Recorded data:
☆ ☆ ☆ ☆ ☆
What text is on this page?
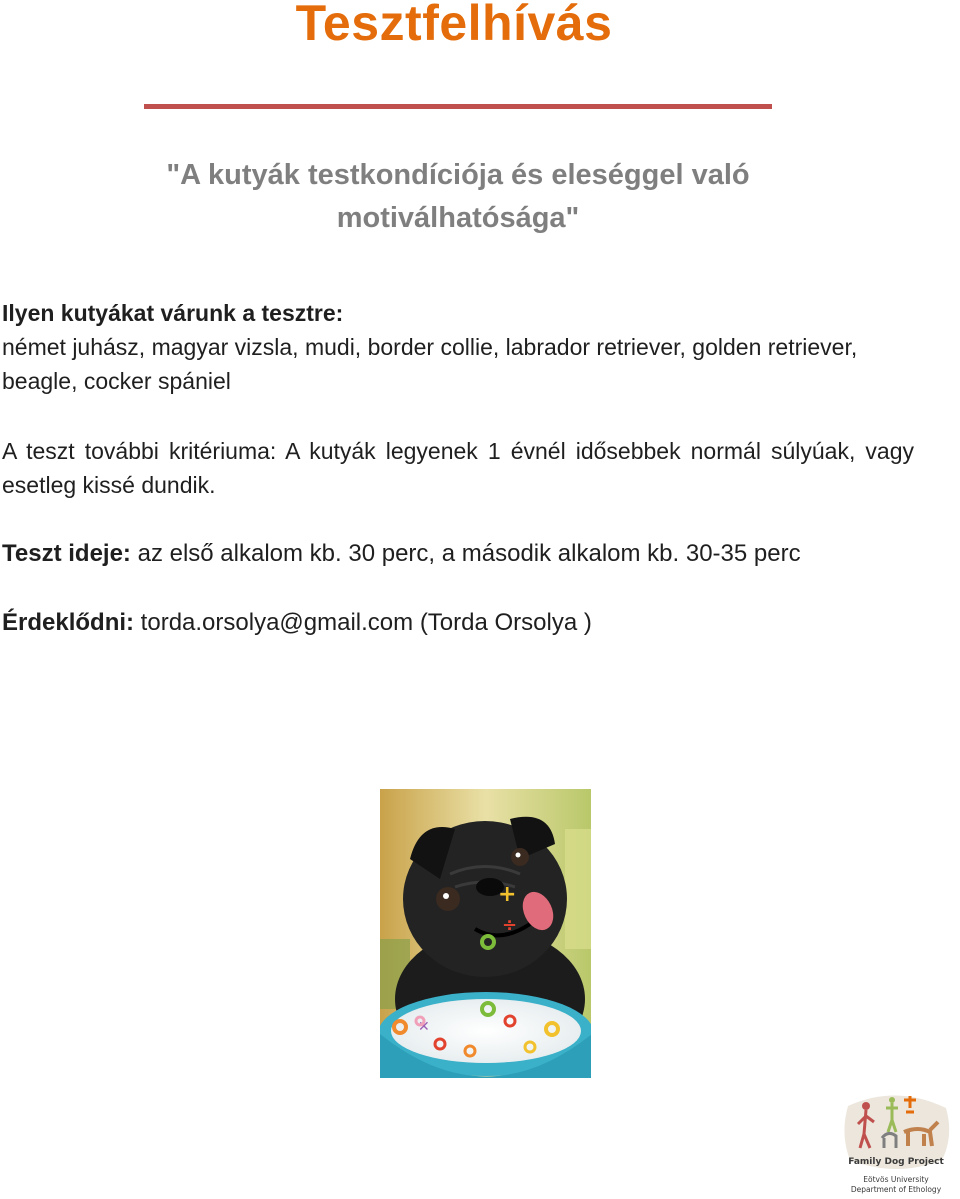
Tesztfelhívás
"A kutyák testkondíciója és eleséggel való
motiválhatósága"
Ilyen kutyákat várunk a tesztre:
német juhász, magyar vizsla, mudi, border collie, labrador retriever, golden retriever, beagle, cocker spániel
A teszt további kritériuma: A kutyák legyenek 1 évnél idősebbek normál súlyúak, vagy esetleg kissé dundik.
Teszt ideje: az első alkalom kb. 30 perc, a második alkalom kb. 30-35 perc
Érdeklődni: torda.orsolya@gmail.com (Torda Orsolya )
+
÷
✕
Family Dog Project
Eötvös University
Department of Ethology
☆ ☆ ☆ ☆ ☆
PROBLEM
Every entry must be written out exactly, with all pictures left out.

RESPONSE TO THE TASK
What text is on this page?
Tesztfelhívás
"A kutyák testkondíciója és eleséggel való
motiválhatósága"
Ilyen kutyákat várunk a tesztre:
német juhász, magyar vizsla, mudi, border collie, labrador retriever, golden retriever, beagle, cocker spániel
A teszt további kritériuma: A kutyák legyenek 1 évnél idősebbek normál súlyúak, vagy esetleg kissé dundik.
Teszt ideje: az első alkalom kb. 30 perc, a második alkalom kb. 30-35 perc
Érdeklődni: torda.orsolya@gmail.com (Torda Orsolya )
+
÷
✕
Family Dog Project
Eötvös University
Department of Ethology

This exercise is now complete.